DATASET EXCERPTS >>
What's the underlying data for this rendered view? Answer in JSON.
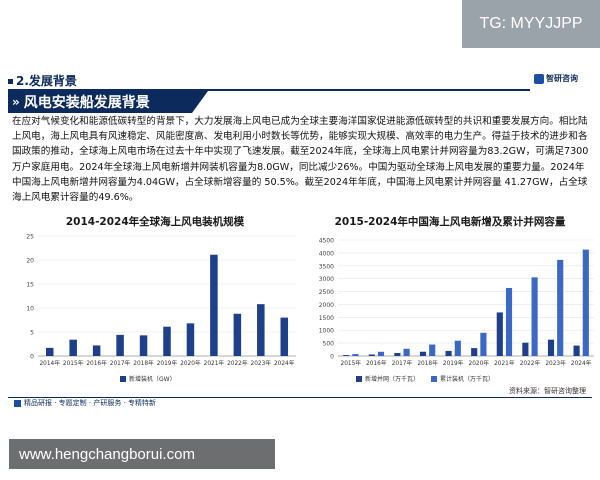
{
  "tg_badge": "TG: MYYJJPP",
  "section": {
    "title": "2.发展背景",
    "logo_text": "智研咨询"
  },
  "banner": {
    "title": "风电安装船发展背景"
  },
  "paragraph": "在应对气候变化和能源低碳转型的背景下，大力发展海上风电已成为全球主要海洋国家促进能源低碳转型的共识和重要发展方向。相比陆上风电，海上风电具有风速稳定、风能密度高、发电利用小时数长等优势，能够实现大规模、高效率的电力生产。得益于技术的进步和各国政策的推动，全球海上风电市场在过去十年中实现了飞速发展。截至2024年底，全球海上风电累计并网容量为83.2GW，可满足7300万户家庭用电。2024年全球海上风电新增并网装机容量为8.0GW，同比减少26%。中国为驱动全球海上风电发展的重要力量。2024年中国海上风电新增并网容量为4.04GW，占全球新增容量的 50.5%。截至2024年年底，中国海上风电累计并网容量 41.27GW，占全球海上风电累计容量的49.6%。",
  "chart_data": [
    {
      "type": "bar",
      "title": "2014-2024年全球海上风电装机规模",
      "categories": [
        "2014年",
        "2015年",
        "2016年",
        "2017年",
        "2018年",
        "2019年",
        "2020年",
        "2021年",
        "2022年",
        "2023年",
        "2024年"
      ],
      "series": [
        {
          "name": "新增装机（GW）",
          "values": [
            1.7,
            3.4,
            2.2,
            4.4,
            4.3,
            6.1,
            6.8,
            21.1,
            8.8,
            10.8,
            8.0
          ]
        }
      ],
      "ylim": [
        0,
        25
      ],
      "yticks": [
        0,
        5,
        10,
        15,
        20,
        25
      ],
      "legend": "bottom-left",
      "color": "#1e3f8a"
    },
    {
      "type": "bar",
      "title": "2015-2024年中国海上风电新增及累计并网容量",
      "categories": [
        "2015年",
        "2016年",
        "2017年",
        "2018年",
        "2019年",
        "2020年",
        "2021年",
        "2022年",
        "2023年",
        "2024年"
      ],
      "series": [
        {
          "name": "新增并网（万千瓦）",
          "values": [
            36,
            59,
            117,
            165,
            198,
            306,
            1690,
            516,
            633,
            404
          ],
          "color": "#1e3f8a"
        },
        {
          "name": "累计装机（万千瓦）",
          "values": [
            75,
            163,
            280,
            445,
            593,
            899,
            2639,
            3051,
            3729,
            4127
          ],
          "color": "#3b68c4"
        }
      ],
      "ylim": [
        0,
        4500
      ],
      "yticks": [
        0,
        500,
        1000,
        1500,
        2000,
        2500,
        3000,
        3500,
        4000,
        4500
      ],
      "legend": "bottom"
    }
  ],
  "footer": {
    "left": "精品研报 · 专题定制 · 产研服务 · 专精特新",
    "source": "资料来源：智研咨询整理"
  },
  "url_bar": "www.hengchangborui.com"
}
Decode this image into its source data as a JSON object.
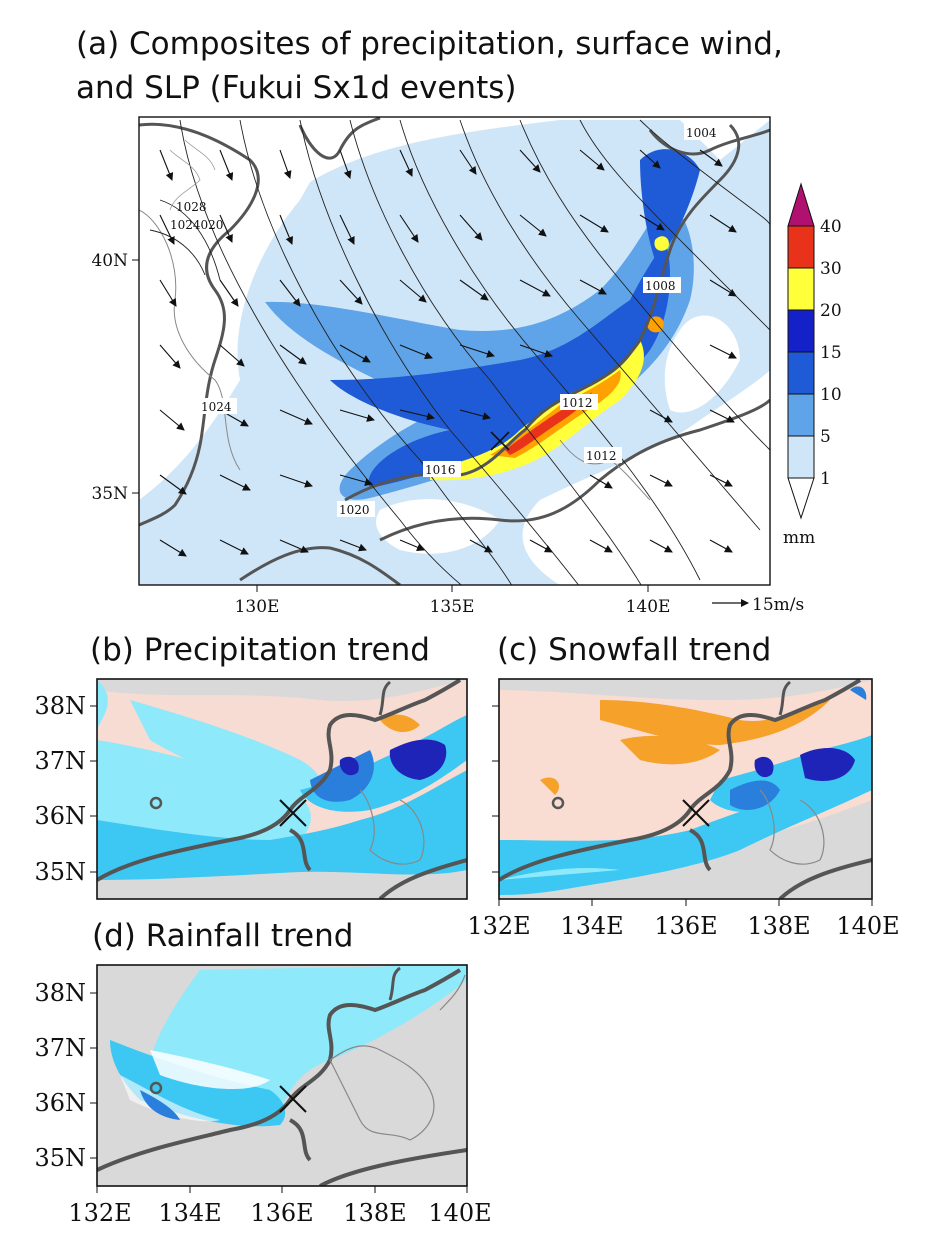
{
  "panel_a": {
    "title_line1": "(a) Composites of precipitation, surface wind,",
    "title_line2": "and SLP (Fukui Sx1d events)",
    "x_ticks": [
      "130E",
      "135E",
      "140E"
    ],
    "y_ticks": [
      "40N",
      "35N"
    ],
    "colorbar": {
      "levels": [
        "1",
        "5",
        "10",
        "15",
        "20",
        "30",
        "40"
      ],
      "unit": "mm",
      "colors": [
        "#ffffff",
        "#cfe6f8",
        "#5fa4e8",
        "#1f5bd6",
        "#1420c8",
        "#ffff3a",
        "#ffa100",
        "#e8321a",
        "#b01070"
      ]
    },
    "reference_vector": "15m/s",
    "isobar_labels": [
      "1004",
      "1008",
      "1012",
      "1012",
      "1016",
      "1020",
      "1024",
      "1028",
      "1024020"
    ]
  },
  "panel_b": {
    "title": "(b) Precipitation trend"
  },
  "panel_c": {
    "title": "(c) Snowfall trend"
  },
  "panel_d": {
    "title": "(d) Rainfall trend"
  },
  "trend_axes": {
    "x_ticks": [
      "132E",
      "134E",
      "136E",
      "138E",
      "140E"
    ],
    "y_ticks": [
      "38N",
      "37N",
      "36N",
      "35N"
    ]
  },
  "colors": {
    "land_gray": "#d9d9d9",
    "light_cyan": "#8ee9fb",
    "cyan": "#3cc8f2",
    "blue": "#2a7fdc",
    "dark_blue": "#1f24b8",
    "pink": "#f9dcd2",
    "orange": "#f5a12a",
    "coast": "#555555"
  }
}
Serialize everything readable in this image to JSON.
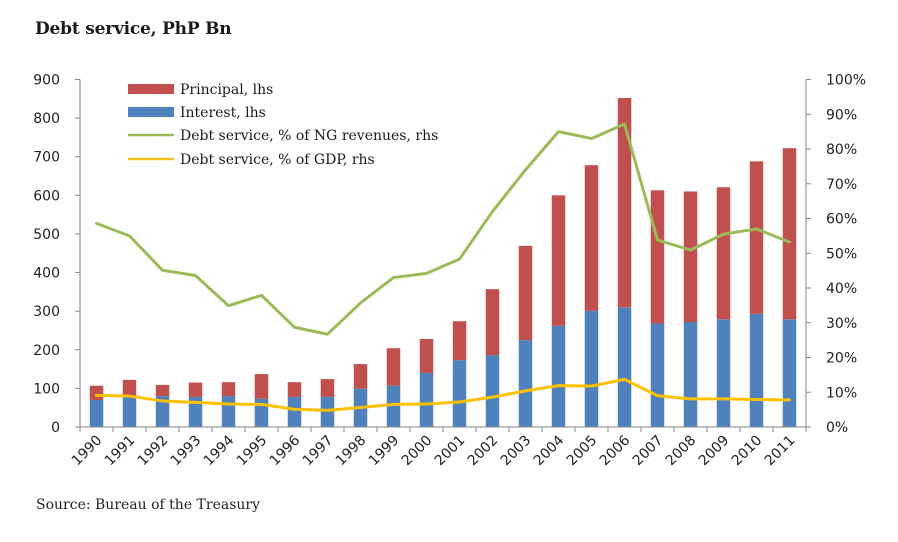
{
  "chart_data": {
    "type": "bar",
    "title": "Debt service, PhP Bn",
    "source": "Source: Bureau of the Treasury",
    "xlabel": "",
    "ylabel": "",
    "categories": [
      "1990",
      "1991",
      "1992",
      "1993",
      "1994",
      "1995",
      "1996",
      "1997",
      "1998",
      "1999",
      "2000",
      "2001",
      "2002",
      "2003",
      "2004",
      "2005",
      "2006",
      "2007",
      "2008",
      "2009",
      "2010",
      "2011"
    ],
    "left_axis": {
      "ylim": [
        0,
        900
      ],
      "ticks": [
        0,
        100,
        200,
        300,
        400,
        500,
        600,
        700,
        800,
        900
      ],
      "tick_labels": [
        "0",
        "100",
        "200",
        "300",
        "400",
        "500",
        "600",
        "700",
        "800",
        "900"
      ]
    },
    "right_axis": {
      "ylim": [
        0,
        100
      ],
      "ticks": [
        0,
        10,
        20,
        30,
        40,
        50,
        60,
        70,
        80,
        90,
        100
      ],
      "tick_labels": [
        "0%",
        "10%",
        "20%",
        "30%",
        "40%",
        "50%",
        "60%",
        "70%",
        "80%",
        "90%",
        "100%"
      ]
    },
    "grid": false,
    "legend_position": "top-left",
    "series": [
      {
        "name": "Interest, lhs",
        "kind": "stacked-bar",
        "axis": "left",
        "color": "#4F81BD",
        "values": [
          70,
          78,
          80,
          78,
          80,
          73,
          78,
          78,
          99,
          107,
          140,
          173,
          186,
          225,
          262,
          301,
          310,
          268,
          272,
          279,
          293,
          279
        ]
      },
      {
        "name": "Principal, lhs",
        "kind": "stacked-bar",
        "axis": "left",
        "color": "#C0504D",
        "values": [
          37,
          44,
          29,
          37,
          36,
          64,
          38,
          46,
          64,
          97,
          88,
          101,
          171,
          244,
          338,
          377,
          542,
          345,
          338,
          342,
          395,
          443
        ]
      },
      {
        "name": "Debt service, % of NG revenues, rhs",
        "kind": "line",
        "axis": "right",
        "color": "#9BBB59",
        "values": [
          58.6,
          55.0,
          45.1,
          43.6,
          34.9,
          37.9,
          28.7,
          26.7,
          35.7,
          43.0,
          44.2,
          48.3,
          62.0,
          74.0,
          85.0,
          83.0,
          87.2,
          53.8,
          50.9,
          55.5,
          57.0,
          53.2
        ]
      },
      {
        "name": "Debt service, % of GDP, rhs",
        "kind": "line",
        "axis": "right",
        "color": "#FFC000",
        "values": [
          9.1,
          8.9,
          7.5,
          7.1,
          6.6,
          6.5,
          5.1,
          4.8,
          5.6,
          6.5,
          6.6,
          7.2,
          8.6,
          10.4,
          11.9,
          11.8,
          13.7,
          9.0,
          8.1,
          8.1,
          7.9,
          7.8
        ]
      }
    ],
    "legend": [
      {
        "label": "Principal, lhs",
        "symbol": "bar",
        "color": "#C0504D"
      },
      {
        "label": "Interest, lhs",
        "symbol": "bar",
        "color": "#4F81BD"
      },
      {
        "label": "Debt service, % of NG revenues, rhs",
        "symbol": "line",
        "color": "#9BBB59"
      },
      {
        "label": "Debt service, % of GDP, rhs",
        "symbol": "line",
        "color": "#F2C21C"
      }
    ]
  }
}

WRITTEN INSTRUCTION >>
Please repeat the entries exactly. Do not include the pictures.

CORRECT OUTPUT >>
What's the underlying data for this rendered view? Answer in JSON.
{
  "tg_badge": "TG: MYYJJPP",
  "section": {
    "title": "2.发展背景",
    "logo_text": "智研咨询"
  },
  "banner": {
    "title": "风电安装船发展背景"
  },
  "paragraph": "在应对气候变化和能源低碳转型的背景下，大力发展海上风电已成为全球主要海洋国家促进能源低碳转型的共识和重要发展方向。相比陆上风电，海上风电具有风速稳定、风能密度高、发电利用小时数长等优势，能够实现大规模、高效率的电力生产。得益于技术的进步和各国政策的推动，全球海上风电市场在过去十年中实现了飞速发展。截至2024年底，全球海上风电累计并网容量为83.2GW，可满足7300万户家庭用电。2024年全球海上风电新增并网装机容量为8.0GW，同比减少26%。中国为驱动全球海上风电发展的重要力量。2024年中国海上风电新增并网容量为4.04GW，占全球新增容量的 50.5%。截至2024年年底，中国海上风电累计并网容量 41.27GW，占全球海上风电累计容量的49.6%。",
  "chart_data": [
    {
      "type": "bar",
      "title": "2014-2024年全球海上风电装机规模",
      "categories": [
        "2014年",
        "2015年",
        "2016年",
        "2017年",
        "2018年",
        "2019年",
        "2020年",
        "2021年",
        "2022年",
        "2023年",
        "2024年"
      ],
      "series": [
        {
          "name": "新增装机（GW）",
          "values": [
            1.7,
            3.4,
            2.2,
            4.4,
            4.3,
            6.1,
            6.8,
            21.1,
            8.8,
            10.8,
            8.0
          ]
        }
      ],
      "ylim": [
        0,
        25
      ],
      "yticks": [
        0,
        5,
        10,
        15,
        20,
        25
      ],
      "legend": "bottom-left",
      "color": "#1e3f8a"
    },
    {
      "type": "bar",
      "title": "2015-2024年中国海上风电新增及累计并网容量",
      "categories": [
        "2015年",
        "2016年",
        "2017年",
        "2018年",
        "2019年",
        "2020年",
        "2021年",
        "2022年",
        "2023年",
        "2024年"
      ],
      "series": [
        {
          "name": "新增并网（万千瓦）",
          "values": [
            36,
            59,
            117,
            165,
            198,
            306,
            1690,
            516,
            633,
            404
          ],
          "color": "#1e3f8a"
        },
        {
          "name": "累计装机（万千瓦）",
          "values": [
            75,
            163,
            280,
            445,
            593,
            899,
            2639,
            3051,
            3729,
            4127
          ],
          "color": "#3b68c4"
        }
      ],
      "ylim": [
        0,
        4500
      ],
      "yticks": [
        0,
        500,
        1000,
        1500,
        2000,
        2500,
        3000,
        3500,
        4000,
        4500
      ],
      "legend": "bottom"
    }
  ],
  "footer": {
    "left": "精品研报 · 专题定制 · 产研服务 · 专精特新",
    "source": "资料来源：智研咨询整理"
  },
  "url_bar": "www.hengchangborui.com"
}
Decode this image into its source data as a JSON object.
{
  "panel_a": {
    "title_line1": "(a) Composites of precipitation, surface wind,",
    "title_line2": "and SLP (Fukui Sx1d events)",
    "x_ticks": [
      "130E",
      "135E",
      "140E"
    ],
    "y_ticks": [
      "40N",
      "35N"
    ],
    "colorbar": {
      "levels": [
        "1",
        "5",
        "10",
        "15",
        "20",
        "30",
        "40"
      ],
      "unit": "mm",
      "colors": [
        "#ffffff",
        "#cfe6f8",
        "#5fa4e8",
        "#1f5bd6",
        "#1420c8",
        "#ffff3a",
        "#ffa100",
        "#e8321a",
        "#b01070"
      ]
    },
    "reference_vector": "15m/s",
    "isobar_labels": [
      "1004",
      "1008",
      "1012",
      "1012",
      "1016",
      "1020",
      "1024",
      "1028",
      "1024020"
    ]
  },
  "panel_b": {
    "title": "(b) Precipitation trend"
  },
  "panel_c": {
    "title": "(c) Snowfall trend"
  },
  "panel_d": {
    "title": "(d) Rainfall trend"
  },
  "trend_axes": {
    "x_ticks": [
      "132E",
      "134E",
      "136E",
      "138E",
      "140E"
    ],
    "y_ticks": [
      "38N",
      "37N",
      "36N",
      "35N"
    ]
  },
  "colors": {
    "land_gray": "#d9d9d9",
    "light_cyan": "#8ee9fb",
    "cyan": "#3cc8f2",
    "blue": "#2a7fdc",
    "dark_blue": "#1f24b8",
    "pink": "#f9dcd2",
    "orange": "#f5a12a",
    "coast": "#555555"
  }
}
Serialize everything readable in this image to JSON.
{
  "chart_data": {
    "type": "bar",
    "title": "Debt service, PhP Bn",
    "source": "Source: Bureau of the Treasury",
    "xlabel": "",
    "ylabel": "",
    "categories": [
      "1990",
      "1991",
      "1992",
      "1993",
      "1994",
      "1995",
      "1996",
      "1997",
      "1998",
      "1999",
      "2000",
      "2001",
      "2002",
      "2003",
      "2004",
      "2005",
      "2006",
      "2007",
      "2008",
      "2009",
      "2010",
      "2011"
    ],
    "left_axis": {
      "ylim": [
        0,
        900
      ],
      "ticks": [
        0,
        100,
        200,
        300,
        400,
        500,
        600,
        700,
        800,
        900
      ],
      "tick_labels": [
        "0",
        "100",
        "200",
        "300",
        "400",
        "500",
        "600",
        "700",
        "800",
        "900"
      ]
    },
    "right_axis": {
      "ylim": [
        0,
        100
      ],
      "ticks": [
        0,
        10,
        20,
        30,
        40,
        50,
        60,
        70,
        80,
        90,
        100
      ],
      "tick_labels": [
        "0%",
        "10%",
        "20%",
        "30%",
        "40%",
        "50%",
        "60%",
        "70%",
        "80%",
        "90%",
        "100%"
      ]
    },
    "grid": false,
    "legend_position": "top-left",
    "series": [
      {
        "name": "Interest, lhs",
        "kind": "stacked-bar",
        "axis": "left",
        "color": "#4F81BD",
        "values": [
          70,
          78,
          80,
          78,
          80,
          73,
          78,
          78,
          99,
          107,
          140,
          173,
          186,
          225,
          262,
          301,
          310,
          268,
          272,
          279,
          293,
          279
        ]
      },
      {
        "name": "Principal, lhs",
        "kind": "stacked-bar",
        "axis": "left",
        "color": "#C0504D",
        "values": [
          37,
          44,
          29,
          37,
          36,
          64,
          38,
          46,
          64,
          97,
          88,
          101,
          171,
          244,
          338,
          377,
          542,
          345,
          338,
          342,
          395,
          443
        ]
      },
      {
        "name": "Debt service, % of NG revenues, rhs",
        "kind": "line",
        "axis": "right",
        "color": "#9BBB59",
        "values": [
          58.6,
          55.0,
          45.1,
          43.6,
          34.9,
          37.9,
          28.7,
          26.7,
          35.7,
          43.0,
          44.2,
          48.3,
          62.0,
          74.0,
          85.0,
          83.0,
          87.2,
          53.8,
          50.9,
          55.5,
          57.0,
          53.2
        ]
      },
      {
        "name": "Debt service, % of GDP, rhs",
        "kind": "line",
        "axis": "right",
        "color": "#FFC000",
        "values": [
          9.1,
          8.9,
          7.5,
          7.1,
          6.6,
          6.5,
          5.1,
          4.8,
          5.6,
          6.5,
          6.6,
          7.2,
          8.6,
          10.4,
          11.9,
          11.8,
          13.7,
          9.0,
          8.1,
          8.1,
          7.9,
          7.8
        ]
      }
    ],
    "legend": [
      {
        "label": "Principal, lhs",
        "symbol": "bar",
        "color": "#C0504D"
      },
      {
        "label": "Interest, lhs",
        "symbol": "bar",
        "color": "#4F81BD"
      },
      {
        "label": "Debt service, % of NG revenues, rhs",
        "symbol": "line",
        "color": "#9BBB59"
      },
      {
        "label": "Debt service, % of GDP, rhs",
        "symbol": "line",
        "color": "#F2C21C"
      }
    ]
  }
}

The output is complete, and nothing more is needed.